DO THIS: Select each line where the word "القديمة" appears.
# START OF RECORD EXTRACTS
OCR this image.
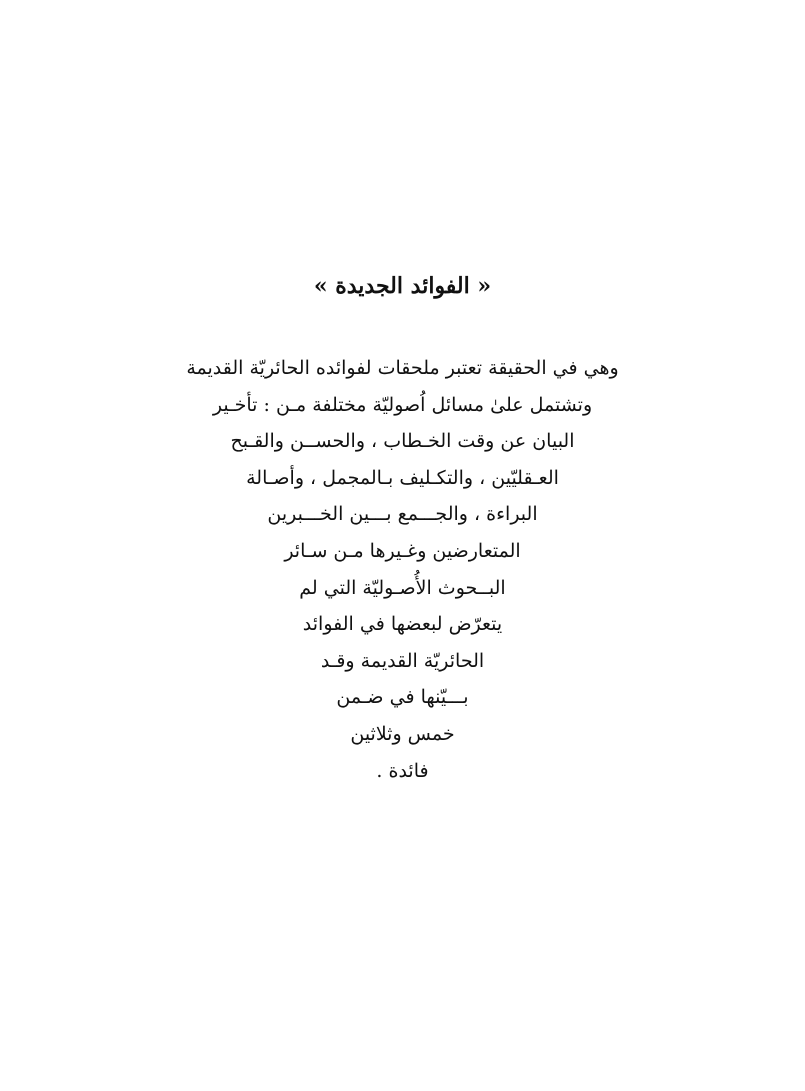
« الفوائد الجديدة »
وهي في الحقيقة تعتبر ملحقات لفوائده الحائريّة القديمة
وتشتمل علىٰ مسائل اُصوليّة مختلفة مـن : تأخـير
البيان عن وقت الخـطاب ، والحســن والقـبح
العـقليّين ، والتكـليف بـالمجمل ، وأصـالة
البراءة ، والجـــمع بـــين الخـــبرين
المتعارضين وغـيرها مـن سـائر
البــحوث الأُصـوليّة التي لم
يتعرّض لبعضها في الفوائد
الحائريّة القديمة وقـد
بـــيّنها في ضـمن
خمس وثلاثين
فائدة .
# END OF RECORD EXTRACTS
# START OF RECORD EXTRACTS
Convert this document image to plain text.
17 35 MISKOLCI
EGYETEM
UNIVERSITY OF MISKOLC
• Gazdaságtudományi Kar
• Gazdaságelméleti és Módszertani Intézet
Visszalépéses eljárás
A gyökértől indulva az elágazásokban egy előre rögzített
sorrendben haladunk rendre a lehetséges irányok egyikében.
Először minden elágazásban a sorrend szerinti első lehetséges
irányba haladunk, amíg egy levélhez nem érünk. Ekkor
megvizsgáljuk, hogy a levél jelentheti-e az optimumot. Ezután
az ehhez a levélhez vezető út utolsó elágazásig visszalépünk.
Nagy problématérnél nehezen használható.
# END OF RECORD EXTRACTS
TASK RESPONSE:
وهي في الحقيقة تعتبر ملحقات لفوائده الحائريّة القديمة
الحائريّة القديمة وقـد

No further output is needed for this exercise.